#### Short exercise:
Select every line below containing the word "Solar".

#### Dataset extract:

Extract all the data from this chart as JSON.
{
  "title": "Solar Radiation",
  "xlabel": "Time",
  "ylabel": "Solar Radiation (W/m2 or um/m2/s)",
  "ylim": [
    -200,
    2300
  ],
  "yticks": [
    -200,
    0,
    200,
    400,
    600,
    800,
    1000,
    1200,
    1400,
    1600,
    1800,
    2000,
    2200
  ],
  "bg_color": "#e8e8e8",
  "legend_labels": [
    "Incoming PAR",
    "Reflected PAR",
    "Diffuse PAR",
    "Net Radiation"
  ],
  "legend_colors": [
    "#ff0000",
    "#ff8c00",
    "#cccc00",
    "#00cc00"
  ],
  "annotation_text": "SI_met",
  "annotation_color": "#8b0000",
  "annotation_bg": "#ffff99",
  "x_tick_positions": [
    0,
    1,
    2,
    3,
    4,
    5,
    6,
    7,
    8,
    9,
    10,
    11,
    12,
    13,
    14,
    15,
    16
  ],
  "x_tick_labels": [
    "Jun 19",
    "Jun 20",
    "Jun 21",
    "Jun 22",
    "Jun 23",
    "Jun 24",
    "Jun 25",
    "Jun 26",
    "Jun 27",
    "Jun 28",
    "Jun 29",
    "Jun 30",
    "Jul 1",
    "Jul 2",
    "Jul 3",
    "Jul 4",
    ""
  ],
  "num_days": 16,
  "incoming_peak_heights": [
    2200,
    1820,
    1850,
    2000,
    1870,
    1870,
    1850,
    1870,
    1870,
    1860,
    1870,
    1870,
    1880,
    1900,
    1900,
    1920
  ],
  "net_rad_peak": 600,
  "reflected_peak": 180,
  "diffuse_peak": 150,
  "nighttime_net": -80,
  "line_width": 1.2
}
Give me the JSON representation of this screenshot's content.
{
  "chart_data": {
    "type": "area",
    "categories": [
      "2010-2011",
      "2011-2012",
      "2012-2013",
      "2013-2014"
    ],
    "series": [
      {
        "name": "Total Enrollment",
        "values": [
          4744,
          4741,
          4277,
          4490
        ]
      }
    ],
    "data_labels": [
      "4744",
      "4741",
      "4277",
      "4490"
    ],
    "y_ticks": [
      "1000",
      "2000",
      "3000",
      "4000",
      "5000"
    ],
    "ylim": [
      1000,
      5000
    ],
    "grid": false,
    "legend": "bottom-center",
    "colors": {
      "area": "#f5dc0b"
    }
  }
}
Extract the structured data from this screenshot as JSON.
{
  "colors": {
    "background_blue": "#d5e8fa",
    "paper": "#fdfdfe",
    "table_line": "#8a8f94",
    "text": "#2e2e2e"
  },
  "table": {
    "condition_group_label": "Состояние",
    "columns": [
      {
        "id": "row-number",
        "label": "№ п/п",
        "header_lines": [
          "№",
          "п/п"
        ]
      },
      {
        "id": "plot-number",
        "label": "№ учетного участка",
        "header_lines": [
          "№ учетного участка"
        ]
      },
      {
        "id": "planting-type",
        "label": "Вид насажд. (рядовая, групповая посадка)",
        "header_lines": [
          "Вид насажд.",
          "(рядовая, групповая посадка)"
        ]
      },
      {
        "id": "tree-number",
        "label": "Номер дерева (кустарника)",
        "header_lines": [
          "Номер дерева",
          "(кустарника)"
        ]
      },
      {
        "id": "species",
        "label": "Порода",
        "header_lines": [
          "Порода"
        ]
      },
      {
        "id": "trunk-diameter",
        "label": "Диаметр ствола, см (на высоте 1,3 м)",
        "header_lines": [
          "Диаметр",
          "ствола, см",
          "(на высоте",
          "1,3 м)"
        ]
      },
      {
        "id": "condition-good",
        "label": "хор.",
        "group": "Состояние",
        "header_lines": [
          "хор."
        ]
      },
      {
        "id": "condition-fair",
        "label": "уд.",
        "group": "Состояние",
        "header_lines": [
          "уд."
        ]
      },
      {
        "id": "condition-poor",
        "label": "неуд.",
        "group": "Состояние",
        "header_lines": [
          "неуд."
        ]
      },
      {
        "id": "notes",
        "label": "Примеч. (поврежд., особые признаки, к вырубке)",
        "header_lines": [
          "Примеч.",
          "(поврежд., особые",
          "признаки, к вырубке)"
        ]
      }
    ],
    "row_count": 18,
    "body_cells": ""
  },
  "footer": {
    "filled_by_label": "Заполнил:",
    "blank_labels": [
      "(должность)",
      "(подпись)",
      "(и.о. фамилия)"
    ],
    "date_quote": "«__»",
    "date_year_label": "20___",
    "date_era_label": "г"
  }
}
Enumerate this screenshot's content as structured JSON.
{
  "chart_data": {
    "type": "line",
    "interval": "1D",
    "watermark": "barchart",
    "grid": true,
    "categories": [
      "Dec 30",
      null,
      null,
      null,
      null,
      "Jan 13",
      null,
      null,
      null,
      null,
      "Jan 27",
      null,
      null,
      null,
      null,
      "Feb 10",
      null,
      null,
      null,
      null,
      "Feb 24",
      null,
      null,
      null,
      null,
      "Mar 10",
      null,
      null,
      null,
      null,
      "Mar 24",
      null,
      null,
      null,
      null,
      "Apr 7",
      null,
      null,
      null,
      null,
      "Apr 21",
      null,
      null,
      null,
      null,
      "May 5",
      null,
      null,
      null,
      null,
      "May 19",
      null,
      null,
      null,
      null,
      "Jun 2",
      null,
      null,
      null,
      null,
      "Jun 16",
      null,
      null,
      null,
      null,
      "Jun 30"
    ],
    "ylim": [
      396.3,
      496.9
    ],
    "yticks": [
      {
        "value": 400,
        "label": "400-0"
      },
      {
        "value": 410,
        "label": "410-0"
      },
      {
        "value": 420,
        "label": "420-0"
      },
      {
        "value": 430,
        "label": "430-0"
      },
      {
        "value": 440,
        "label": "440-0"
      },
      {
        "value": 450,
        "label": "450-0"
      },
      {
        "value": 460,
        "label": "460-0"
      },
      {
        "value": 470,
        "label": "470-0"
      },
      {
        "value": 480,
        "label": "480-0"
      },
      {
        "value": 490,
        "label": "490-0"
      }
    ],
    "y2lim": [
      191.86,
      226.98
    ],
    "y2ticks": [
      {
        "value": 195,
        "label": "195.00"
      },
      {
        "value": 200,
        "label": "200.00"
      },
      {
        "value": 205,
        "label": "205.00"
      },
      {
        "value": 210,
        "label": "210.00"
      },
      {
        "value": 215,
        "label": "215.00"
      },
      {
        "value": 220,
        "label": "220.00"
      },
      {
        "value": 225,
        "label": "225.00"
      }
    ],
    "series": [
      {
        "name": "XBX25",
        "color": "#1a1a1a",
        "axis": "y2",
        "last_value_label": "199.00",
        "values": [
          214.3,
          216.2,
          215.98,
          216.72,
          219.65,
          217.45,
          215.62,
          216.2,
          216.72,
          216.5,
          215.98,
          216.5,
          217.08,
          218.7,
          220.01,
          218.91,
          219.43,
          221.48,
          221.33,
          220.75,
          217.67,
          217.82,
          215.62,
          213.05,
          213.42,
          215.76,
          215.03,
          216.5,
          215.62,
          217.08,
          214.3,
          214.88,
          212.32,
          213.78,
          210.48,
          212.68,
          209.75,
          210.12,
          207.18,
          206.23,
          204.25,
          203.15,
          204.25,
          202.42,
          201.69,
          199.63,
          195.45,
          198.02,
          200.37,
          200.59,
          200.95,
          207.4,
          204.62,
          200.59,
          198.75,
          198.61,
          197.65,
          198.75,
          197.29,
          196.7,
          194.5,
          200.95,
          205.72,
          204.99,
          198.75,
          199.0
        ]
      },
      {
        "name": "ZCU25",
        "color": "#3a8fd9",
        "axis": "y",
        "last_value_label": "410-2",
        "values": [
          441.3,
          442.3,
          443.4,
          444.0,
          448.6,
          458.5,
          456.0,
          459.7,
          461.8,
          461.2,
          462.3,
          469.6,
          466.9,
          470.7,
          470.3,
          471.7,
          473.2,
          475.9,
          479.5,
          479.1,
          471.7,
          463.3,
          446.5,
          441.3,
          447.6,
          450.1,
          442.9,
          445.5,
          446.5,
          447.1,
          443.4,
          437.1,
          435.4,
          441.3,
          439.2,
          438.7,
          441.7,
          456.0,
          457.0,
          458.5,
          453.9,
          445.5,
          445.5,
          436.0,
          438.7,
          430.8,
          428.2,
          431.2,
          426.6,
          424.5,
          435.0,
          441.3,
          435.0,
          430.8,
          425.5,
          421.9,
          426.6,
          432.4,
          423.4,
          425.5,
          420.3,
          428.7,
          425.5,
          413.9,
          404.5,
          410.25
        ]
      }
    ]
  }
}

#### Worked solution:
  "title": "Solar Radiation",
  "ylabel": "Solar Radiation (W/m2 or um/m2/s)",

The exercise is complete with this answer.